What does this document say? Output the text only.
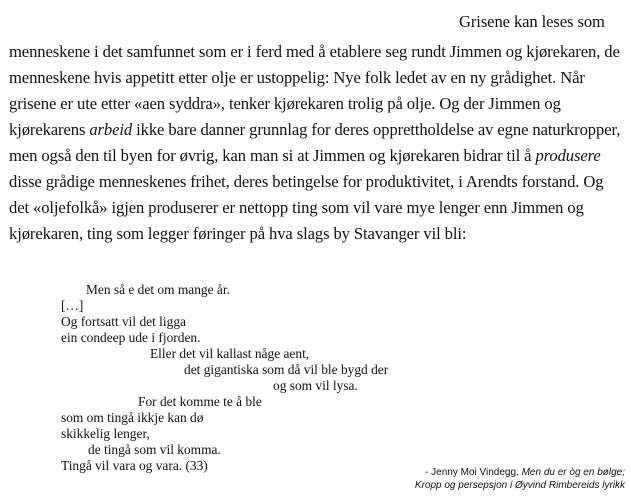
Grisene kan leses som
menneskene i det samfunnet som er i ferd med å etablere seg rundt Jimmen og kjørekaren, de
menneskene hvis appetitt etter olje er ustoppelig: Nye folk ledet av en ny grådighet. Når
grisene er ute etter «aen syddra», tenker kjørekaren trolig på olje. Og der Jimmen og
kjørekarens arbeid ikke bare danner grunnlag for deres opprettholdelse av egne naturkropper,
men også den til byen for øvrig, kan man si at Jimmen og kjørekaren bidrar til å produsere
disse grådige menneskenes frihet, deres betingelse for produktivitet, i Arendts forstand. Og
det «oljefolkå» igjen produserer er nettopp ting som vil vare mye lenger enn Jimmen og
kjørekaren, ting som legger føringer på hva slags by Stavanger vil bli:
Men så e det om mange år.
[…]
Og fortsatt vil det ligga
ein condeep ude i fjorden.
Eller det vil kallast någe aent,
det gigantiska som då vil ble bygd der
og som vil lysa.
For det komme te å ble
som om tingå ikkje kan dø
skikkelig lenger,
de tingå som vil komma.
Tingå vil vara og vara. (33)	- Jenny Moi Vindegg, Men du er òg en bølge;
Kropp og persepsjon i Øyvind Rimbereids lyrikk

=-=-=

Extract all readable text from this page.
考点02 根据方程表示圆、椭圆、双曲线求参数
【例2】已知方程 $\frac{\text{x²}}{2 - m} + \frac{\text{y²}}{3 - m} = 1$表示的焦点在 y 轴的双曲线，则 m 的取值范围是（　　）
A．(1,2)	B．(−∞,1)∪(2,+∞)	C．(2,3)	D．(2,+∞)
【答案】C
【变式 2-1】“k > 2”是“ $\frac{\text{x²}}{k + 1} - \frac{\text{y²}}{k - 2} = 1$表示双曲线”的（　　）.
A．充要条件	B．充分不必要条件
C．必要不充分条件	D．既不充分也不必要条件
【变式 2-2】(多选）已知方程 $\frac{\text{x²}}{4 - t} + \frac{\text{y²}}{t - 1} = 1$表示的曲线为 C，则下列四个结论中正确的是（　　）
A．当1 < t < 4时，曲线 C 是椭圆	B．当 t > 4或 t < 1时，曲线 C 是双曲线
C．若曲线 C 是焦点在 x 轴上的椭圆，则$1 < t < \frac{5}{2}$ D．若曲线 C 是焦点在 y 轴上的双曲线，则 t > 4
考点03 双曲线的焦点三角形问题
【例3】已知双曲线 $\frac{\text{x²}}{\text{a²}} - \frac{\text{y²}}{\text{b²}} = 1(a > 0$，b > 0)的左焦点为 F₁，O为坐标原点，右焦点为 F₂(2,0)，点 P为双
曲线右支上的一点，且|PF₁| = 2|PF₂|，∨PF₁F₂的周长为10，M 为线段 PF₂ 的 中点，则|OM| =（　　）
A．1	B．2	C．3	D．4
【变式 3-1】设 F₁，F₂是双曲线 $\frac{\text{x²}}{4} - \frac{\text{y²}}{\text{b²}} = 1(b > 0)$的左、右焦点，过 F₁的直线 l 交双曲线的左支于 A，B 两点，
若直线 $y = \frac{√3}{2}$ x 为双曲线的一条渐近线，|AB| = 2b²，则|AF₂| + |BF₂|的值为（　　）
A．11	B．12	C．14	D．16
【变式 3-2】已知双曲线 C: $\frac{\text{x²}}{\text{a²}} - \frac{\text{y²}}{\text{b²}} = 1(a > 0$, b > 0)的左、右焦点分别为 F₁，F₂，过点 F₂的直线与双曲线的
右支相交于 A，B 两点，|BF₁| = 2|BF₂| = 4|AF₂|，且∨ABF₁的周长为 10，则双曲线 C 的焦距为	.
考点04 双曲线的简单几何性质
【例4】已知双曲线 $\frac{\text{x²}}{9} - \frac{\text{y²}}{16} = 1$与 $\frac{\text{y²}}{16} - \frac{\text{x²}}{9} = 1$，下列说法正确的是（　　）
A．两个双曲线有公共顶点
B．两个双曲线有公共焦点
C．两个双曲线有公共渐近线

=-=-=

### [PROBLEM REQUIREMENTS]
Within the material above, find the lines that contain the word "frac"; copy them.

### [CORRECT RESULT]
【例2】已知方程 $\frac{\text{x²}}{2 - m} + \frac{\text{y²}}{3 - m} = 1$表示的焦点在 y 轴的双曲线，则 m 的取值范围是（　　）
【变式 2-1】“k > 2”是“ $\frac{\text{x²}}{k + 1} - \frac{\text{y²}}{k - 2} = 1$表示双曲线”的（　　）.
【变式 2-2】(多选）已知方程 $\frac{\text{x²}}{4 - t} + \frac{\text{y²}}{t - 1} = 1$表示的曲线为 C，则下列四个结论中正确的是（　　）
C．若曲线 C 是焦点在 x 轴上的椭圆，则$1 < t < \frac{5}{2}$ D．若曲线 C 是焦点在 y 轴上的双曲线，则 t > 4
【例3】已知双曲线 $\frac{\text{x²}}{\text{a²}} - \frac{\text{y²}}{\text{b²}} = 1(a > 0$，b > 0)的左焦点为 F₁，O为坐标原点，右焦点为 F₂(2,0)，点 P为双
【变式 3-1】设 F₁，F₂是双曲线 $\frac{\text{x²}}{4} - \frac{\text{y²}}{\text{b²}} = 1(b > 0)$的左、右焦点，过 F₁的直线 l 交双曲线的左支于 A，B 两点，
若直线 $y = \frac{√3}{2}$ x 为双曲线的一条渐近线，|AB| = 2b²，则|AF₂| + |BF₂|的值为（　　）
【变式 3-2】已知双曲线 C: $\frac{\text{x²}}{\text{a²}} - \frac{\text{y²}}{\text{b²}} = 1(a > 0$, b > 0)的左、右焦点分别为 F₁，F₂，过点 F₂的直线与双曲线的
【例4】已知双曲线 $\frac{\text{x²}}{9} - \frac{\text{y²}}{16} = 1$与 $\frac{\text{y²}}{16} - \frac{\text{x²}}{9} = 1$，下列说法正确的是（　　）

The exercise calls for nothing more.